**Task statement**
Look through the records below, and copy out every line that holds the string "промышленности".

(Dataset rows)
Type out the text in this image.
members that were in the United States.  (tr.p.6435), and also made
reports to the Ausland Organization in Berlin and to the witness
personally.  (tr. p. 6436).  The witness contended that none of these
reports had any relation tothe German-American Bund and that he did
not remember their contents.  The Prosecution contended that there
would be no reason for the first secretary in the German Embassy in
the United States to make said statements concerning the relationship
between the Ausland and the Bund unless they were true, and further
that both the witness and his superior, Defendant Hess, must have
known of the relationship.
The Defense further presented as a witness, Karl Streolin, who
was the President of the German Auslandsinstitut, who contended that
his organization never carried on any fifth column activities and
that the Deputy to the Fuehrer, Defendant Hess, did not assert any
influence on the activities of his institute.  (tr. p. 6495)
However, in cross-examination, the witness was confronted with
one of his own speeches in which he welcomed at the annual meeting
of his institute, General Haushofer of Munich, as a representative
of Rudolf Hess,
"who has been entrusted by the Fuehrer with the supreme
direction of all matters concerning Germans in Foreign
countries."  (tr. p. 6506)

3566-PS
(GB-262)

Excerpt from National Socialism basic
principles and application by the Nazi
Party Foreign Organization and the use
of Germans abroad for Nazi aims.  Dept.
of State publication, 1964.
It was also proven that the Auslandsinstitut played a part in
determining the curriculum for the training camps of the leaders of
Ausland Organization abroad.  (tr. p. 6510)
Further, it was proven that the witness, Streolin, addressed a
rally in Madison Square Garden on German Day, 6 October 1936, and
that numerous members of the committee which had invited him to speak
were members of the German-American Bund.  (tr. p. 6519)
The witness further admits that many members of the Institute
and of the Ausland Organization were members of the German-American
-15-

==

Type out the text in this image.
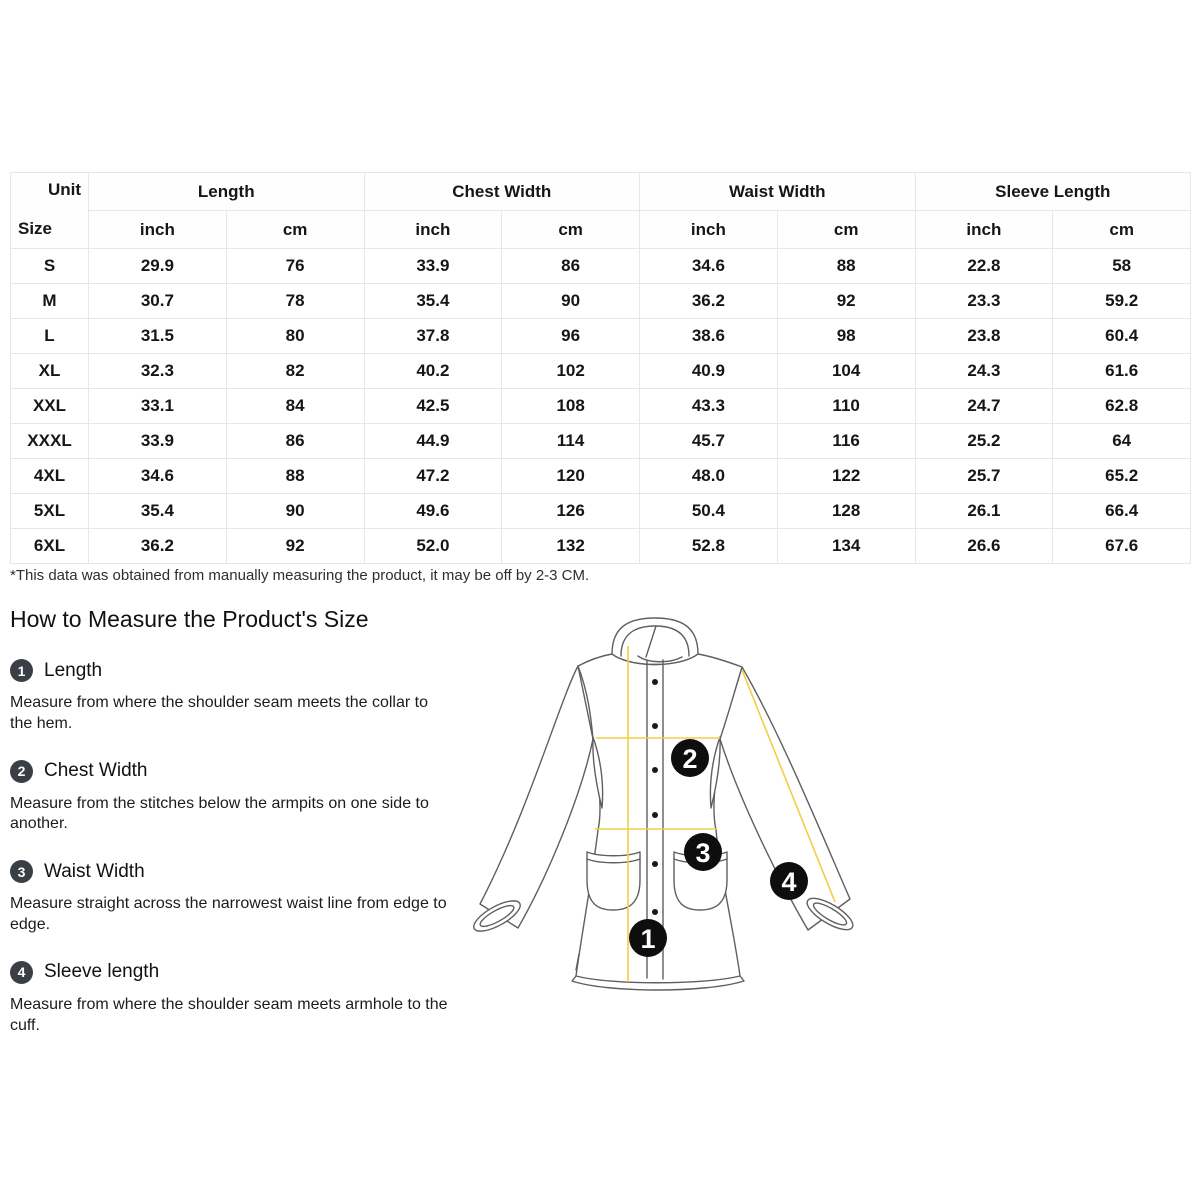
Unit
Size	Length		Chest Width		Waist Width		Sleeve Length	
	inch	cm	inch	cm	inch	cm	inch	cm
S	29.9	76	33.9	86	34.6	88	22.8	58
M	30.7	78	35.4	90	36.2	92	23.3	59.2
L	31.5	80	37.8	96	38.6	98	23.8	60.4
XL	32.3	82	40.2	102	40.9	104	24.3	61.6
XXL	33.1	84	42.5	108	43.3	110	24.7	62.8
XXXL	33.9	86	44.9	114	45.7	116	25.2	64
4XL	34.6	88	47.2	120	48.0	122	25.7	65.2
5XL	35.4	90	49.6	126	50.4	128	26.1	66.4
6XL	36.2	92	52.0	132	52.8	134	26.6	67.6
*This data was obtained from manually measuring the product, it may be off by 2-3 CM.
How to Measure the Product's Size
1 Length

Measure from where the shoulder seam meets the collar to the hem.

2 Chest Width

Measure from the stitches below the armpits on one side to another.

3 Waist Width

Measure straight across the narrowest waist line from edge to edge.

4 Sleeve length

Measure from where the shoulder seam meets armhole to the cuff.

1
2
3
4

---

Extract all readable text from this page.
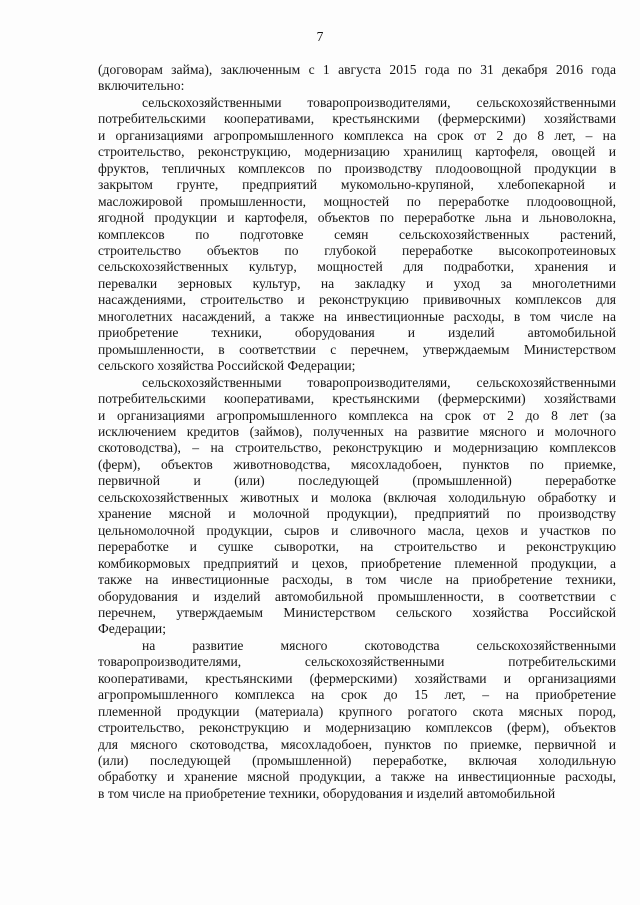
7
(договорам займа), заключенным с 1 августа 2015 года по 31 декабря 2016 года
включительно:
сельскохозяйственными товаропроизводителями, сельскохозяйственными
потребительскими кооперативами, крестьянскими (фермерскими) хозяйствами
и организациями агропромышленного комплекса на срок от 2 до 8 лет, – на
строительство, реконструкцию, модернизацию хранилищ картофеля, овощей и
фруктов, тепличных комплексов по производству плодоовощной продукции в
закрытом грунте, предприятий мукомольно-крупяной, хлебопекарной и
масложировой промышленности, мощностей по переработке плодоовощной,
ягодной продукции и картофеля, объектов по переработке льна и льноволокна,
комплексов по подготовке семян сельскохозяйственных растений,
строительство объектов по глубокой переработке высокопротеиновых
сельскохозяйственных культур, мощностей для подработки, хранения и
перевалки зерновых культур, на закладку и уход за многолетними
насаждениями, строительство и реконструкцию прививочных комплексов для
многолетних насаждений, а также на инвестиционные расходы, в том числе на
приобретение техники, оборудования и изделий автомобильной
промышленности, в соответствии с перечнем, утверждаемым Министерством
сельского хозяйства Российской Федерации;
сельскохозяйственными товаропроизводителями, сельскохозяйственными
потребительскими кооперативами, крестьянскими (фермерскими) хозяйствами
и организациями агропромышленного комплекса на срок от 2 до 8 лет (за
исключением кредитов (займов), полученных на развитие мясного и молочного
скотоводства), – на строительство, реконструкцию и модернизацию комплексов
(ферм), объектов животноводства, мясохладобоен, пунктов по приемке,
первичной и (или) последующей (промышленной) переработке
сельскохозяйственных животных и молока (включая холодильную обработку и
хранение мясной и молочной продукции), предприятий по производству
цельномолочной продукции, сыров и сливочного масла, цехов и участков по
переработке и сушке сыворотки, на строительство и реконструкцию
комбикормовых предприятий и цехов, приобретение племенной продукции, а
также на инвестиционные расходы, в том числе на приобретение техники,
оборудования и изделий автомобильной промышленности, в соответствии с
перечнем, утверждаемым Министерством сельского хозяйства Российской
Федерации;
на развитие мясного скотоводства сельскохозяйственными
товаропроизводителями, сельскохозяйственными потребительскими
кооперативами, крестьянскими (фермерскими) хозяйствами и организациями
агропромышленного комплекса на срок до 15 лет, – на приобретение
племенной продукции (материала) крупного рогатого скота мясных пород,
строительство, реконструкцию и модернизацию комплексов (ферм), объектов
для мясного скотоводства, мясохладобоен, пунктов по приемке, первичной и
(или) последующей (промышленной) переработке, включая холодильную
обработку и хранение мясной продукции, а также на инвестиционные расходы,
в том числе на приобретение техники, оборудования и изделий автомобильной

**Response to the exercise**
масложировой промышленности, мощностей по переработке плодоовощной,
промышленности, в соответствии с перечнем, утверждаемым Министерством
оборудования и изделий автомобильной промышленности, в соответствии с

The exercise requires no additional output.